EXERCISE OBJECTIVE:
Copy each line below in which the string "künigkreich" occurs.

** start of RECORD EXCERPTS **

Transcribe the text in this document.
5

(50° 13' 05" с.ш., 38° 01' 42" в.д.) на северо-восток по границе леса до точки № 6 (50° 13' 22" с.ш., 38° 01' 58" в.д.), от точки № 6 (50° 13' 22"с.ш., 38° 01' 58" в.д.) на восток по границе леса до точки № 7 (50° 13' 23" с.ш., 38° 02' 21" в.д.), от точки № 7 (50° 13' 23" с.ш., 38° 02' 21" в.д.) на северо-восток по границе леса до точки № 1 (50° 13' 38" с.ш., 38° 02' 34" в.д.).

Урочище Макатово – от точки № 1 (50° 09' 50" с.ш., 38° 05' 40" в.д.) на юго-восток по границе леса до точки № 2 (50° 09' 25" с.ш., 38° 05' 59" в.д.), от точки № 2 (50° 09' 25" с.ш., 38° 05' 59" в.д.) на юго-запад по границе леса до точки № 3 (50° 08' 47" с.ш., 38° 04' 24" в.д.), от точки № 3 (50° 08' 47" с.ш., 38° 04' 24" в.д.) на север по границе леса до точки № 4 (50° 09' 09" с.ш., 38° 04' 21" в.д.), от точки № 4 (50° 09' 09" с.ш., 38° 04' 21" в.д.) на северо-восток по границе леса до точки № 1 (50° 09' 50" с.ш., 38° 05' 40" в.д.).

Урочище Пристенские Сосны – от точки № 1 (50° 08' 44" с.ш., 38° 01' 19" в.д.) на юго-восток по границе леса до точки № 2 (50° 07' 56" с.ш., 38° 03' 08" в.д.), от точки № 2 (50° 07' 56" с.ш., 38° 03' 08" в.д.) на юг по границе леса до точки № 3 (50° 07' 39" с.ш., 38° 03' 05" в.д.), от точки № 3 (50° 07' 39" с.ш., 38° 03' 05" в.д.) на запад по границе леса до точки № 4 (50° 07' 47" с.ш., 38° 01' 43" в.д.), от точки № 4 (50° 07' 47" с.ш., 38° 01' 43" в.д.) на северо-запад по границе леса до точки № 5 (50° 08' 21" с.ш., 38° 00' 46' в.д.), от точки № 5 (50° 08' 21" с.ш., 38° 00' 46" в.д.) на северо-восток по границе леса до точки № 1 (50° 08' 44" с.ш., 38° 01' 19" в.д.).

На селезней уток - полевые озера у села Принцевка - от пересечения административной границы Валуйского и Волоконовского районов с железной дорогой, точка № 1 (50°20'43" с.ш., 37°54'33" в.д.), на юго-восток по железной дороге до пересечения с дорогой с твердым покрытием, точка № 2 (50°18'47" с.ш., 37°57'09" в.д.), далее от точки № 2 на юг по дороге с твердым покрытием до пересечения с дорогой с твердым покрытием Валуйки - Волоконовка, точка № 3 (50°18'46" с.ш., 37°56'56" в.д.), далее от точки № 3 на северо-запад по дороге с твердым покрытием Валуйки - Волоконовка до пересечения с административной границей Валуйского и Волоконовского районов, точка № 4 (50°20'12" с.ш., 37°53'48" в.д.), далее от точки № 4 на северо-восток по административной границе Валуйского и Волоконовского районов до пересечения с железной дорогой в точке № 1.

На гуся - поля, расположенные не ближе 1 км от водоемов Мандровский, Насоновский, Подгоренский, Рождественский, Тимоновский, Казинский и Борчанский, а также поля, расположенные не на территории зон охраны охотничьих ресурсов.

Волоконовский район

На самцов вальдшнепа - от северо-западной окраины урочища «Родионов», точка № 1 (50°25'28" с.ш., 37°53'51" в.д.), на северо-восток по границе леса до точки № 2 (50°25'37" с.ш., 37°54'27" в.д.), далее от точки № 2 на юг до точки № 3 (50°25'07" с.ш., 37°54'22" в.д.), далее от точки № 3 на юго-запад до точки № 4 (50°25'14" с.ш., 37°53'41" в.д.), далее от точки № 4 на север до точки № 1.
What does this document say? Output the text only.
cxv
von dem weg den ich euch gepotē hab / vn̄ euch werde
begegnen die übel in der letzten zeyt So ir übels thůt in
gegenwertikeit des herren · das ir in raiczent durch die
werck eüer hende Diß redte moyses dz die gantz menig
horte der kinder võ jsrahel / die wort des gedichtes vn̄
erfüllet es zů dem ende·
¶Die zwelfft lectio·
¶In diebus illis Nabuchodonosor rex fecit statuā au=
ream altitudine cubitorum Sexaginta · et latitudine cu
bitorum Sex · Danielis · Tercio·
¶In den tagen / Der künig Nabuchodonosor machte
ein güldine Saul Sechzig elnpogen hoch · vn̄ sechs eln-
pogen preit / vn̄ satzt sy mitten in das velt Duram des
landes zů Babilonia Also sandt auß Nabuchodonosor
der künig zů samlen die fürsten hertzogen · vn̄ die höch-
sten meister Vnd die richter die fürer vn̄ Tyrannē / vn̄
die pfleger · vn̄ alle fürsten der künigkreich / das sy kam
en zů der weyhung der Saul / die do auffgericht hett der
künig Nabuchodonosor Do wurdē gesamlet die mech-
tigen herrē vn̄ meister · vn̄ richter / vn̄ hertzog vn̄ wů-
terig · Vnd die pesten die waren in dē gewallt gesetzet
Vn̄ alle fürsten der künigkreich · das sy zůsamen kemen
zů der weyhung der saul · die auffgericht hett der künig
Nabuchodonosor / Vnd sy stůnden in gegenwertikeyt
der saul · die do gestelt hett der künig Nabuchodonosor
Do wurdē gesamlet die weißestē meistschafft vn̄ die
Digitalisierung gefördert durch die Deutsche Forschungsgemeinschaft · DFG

** end of RECORD EXCERPTS **

TASK ANSWER:
die pfleger · vn̄ alle fürsten der künigkreich / das sy kam
Vn̄ alle fürsten der künigkreich · das sy zůsamen kemen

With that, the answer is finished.